■ EXERCISE GOAL
Using the records that follow, copy every line containing the word "into".

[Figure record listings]
------
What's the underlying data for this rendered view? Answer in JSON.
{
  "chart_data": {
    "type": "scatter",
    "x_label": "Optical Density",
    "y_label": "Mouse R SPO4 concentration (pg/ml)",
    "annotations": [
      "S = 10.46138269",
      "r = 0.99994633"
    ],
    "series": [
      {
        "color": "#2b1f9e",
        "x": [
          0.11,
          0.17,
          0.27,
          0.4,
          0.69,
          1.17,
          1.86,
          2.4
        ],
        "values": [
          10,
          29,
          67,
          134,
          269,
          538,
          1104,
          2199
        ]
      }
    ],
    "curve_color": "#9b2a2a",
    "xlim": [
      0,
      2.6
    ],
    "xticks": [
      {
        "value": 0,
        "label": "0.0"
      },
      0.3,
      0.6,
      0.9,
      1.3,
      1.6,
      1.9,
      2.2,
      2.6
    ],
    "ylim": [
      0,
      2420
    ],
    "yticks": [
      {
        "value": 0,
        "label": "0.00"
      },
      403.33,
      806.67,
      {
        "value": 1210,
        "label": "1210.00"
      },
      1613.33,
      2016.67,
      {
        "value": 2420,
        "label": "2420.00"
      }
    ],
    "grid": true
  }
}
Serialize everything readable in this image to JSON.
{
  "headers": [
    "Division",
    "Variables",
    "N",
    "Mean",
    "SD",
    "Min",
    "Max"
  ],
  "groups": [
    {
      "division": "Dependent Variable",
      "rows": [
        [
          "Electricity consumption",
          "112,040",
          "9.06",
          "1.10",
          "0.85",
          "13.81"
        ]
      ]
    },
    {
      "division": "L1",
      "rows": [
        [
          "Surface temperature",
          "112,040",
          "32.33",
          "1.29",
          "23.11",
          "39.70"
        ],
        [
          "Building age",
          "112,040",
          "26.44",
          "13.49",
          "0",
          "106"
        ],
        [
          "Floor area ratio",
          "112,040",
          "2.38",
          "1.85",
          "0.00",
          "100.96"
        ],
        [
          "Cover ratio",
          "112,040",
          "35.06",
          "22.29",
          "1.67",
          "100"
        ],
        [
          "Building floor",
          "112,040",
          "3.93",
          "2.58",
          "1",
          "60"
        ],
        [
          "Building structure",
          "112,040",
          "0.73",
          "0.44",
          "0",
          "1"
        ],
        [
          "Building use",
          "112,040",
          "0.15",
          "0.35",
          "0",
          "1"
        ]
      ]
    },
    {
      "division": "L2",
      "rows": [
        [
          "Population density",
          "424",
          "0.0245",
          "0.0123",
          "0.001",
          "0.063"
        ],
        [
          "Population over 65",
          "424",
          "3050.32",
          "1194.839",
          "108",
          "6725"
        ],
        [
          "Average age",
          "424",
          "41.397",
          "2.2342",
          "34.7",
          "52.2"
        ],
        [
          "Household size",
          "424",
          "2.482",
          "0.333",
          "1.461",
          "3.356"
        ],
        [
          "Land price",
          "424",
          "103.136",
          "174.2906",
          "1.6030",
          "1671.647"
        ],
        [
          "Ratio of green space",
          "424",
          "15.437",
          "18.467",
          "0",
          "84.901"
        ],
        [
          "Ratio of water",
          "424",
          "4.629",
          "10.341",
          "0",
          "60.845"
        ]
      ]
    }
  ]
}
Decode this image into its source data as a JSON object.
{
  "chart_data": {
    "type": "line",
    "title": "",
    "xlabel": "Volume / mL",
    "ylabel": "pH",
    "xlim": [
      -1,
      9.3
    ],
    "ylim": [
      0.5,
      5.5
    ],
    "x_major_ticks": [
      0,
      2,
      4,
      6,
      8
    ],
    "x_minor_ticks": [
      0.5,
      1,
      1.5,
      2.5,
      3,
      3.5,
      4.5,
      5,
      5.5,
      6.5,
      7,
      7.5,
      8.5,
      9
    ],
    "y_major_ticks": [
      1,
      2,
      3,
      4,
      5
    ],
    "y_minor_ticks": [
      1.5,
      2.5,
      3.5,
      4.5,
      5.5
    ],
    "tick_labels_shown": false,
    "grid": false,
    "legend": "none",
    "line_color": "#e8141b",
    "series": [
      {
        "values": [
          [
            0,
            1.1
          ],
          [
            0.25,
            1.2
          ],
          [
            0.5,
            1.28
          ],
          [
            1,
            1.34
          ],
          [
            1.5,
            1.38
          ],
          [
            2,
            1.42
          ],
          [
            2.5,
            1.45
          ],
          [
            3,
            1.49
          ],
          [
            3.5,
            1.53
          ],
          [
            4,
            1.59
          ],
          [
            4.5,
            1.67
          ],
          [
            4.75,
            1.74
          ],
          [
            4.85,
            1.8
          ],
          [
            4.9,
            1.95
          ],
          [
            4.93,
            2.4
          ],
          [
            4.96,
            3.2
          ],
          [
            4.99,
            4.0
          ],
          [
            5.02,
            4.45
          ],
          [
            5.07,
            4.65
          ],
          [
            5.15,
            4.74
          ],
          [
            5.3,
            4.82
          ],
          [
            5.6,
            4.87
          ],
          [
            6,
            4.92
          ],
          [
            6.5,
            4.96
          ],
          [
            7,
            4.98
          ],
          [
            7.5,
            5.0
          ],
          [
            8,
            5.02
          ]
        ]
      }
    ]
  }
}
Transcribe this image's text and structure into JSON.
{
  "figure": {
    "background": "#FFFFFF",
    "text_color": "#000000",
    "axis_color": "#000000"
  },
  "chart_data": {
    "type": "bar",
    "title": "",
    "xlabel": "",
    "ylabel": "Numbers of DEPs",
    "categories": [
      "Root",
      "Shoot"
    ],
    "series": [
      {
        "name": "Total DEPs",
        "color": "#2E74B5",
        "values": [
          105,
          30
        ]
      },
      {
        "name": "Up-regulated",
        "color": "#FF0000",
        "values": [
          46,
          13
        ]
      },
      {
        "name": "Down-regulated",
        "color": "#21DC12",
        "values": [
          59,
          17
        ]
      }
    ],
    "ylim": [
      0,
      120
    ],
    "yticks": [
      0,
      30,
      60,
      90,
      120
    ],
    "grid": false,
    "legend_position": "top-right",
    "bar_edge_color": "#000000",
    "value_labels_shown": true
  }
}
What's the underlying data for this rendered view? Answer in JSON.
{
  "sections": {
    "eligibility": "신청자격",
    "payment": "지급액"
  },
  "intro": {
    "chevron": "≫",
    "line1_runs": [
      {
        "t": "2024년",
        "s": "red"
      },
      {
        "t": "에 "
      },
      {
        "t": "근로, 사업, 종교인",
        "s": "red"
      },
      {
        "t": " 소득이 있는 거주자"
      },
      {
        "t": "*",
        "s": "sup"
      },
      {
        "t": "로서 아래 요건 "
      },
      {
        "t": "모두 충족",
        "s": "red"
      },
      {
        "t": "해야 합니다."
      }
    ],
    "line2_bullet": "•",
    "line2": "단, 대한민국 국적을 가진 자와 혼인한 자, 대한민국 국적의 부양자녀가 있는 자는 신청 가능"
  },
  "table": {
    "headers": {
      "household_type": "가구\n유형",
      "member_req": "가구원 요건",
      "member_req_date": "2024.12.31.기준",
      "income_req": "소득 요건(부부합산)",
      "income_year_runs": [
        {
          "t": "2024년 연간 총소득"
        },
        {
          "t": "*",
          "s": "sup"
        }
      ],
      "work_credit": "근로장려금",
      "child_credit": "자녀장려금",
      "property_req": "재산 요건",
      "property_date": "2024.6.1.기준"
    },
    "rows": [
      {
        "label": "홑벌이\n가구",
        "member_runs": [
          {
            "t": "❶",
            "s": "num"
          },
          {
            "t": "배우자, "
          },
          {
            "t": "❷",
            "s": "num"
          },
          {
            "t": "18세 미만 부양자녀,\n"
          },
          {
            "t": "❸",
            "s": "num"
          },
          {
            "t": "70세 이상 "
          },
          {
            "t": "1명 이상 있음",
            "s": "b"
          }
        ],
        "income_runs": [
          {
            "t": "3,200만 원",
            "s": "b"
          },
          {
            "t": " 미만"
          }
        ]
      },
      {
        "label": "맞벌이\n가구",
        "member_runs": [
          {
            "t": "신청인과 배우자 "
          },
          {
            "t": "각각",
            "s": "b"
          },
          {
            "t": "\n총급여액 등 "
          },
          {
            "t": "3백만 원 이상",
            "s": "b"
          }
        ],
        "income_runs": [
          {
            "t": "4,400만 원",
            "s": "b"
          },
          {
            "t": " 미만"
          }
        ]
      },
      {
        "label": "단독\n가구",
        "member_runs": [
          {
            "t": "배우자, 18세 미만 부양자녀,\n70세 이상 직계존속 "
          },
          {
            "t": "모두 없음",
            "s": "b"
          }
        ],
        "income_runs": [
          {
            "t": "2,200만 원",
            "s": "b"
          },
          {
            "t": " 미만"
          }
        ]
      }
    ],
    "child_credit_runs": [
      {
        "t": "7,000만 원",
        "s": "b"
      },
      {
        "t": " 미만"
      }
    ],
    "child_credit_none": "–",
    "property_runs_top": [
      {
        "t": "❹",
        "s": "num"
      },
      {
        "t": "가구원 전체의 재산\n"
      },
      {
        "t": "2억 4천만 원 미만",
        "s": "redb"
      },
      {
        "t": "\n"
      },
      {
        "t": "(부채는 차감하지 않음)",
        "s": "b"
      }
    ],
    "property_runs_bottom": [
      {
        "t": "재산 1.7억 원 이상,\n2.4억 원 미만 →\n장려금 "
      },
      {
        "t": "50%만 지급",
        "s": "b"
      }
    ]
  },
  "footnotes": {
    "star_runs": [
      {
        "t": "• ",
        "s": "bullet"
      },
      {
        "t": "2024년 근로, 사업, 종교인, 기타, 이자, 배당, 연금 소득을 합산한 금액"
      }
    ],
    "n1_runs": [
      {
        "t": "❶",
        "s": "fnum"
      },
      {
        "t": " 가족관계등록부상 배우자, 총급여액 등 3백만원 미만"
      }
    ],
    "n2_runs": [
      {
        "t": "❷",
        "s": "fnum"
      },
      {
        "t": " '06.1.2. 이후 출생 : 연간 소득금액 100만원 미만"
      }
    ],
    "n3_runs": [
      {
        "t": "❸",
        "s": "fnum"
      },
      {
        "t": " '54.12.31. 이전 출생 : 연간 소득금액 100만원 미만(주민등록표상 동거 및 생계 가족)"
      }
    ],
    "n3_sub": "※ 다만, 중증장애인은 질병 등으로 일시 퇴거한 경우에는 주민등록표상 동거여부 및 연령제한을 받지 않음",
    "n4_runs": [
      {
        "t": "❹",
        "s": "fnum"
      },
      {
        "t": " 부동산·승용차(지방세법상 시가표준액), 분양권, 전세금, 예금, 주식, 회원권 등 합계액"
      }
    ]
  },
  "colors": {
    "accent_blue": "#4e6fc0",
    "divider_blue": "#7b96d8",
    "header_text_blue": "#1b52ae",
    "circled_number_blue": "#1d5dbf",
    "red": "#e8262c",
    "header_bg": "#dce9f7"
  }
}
------
■ OUTPUT FOR THIS EXERCISE
Decode this image into its source data as a JSON object.
Transcribe this image's text and structure into JSON.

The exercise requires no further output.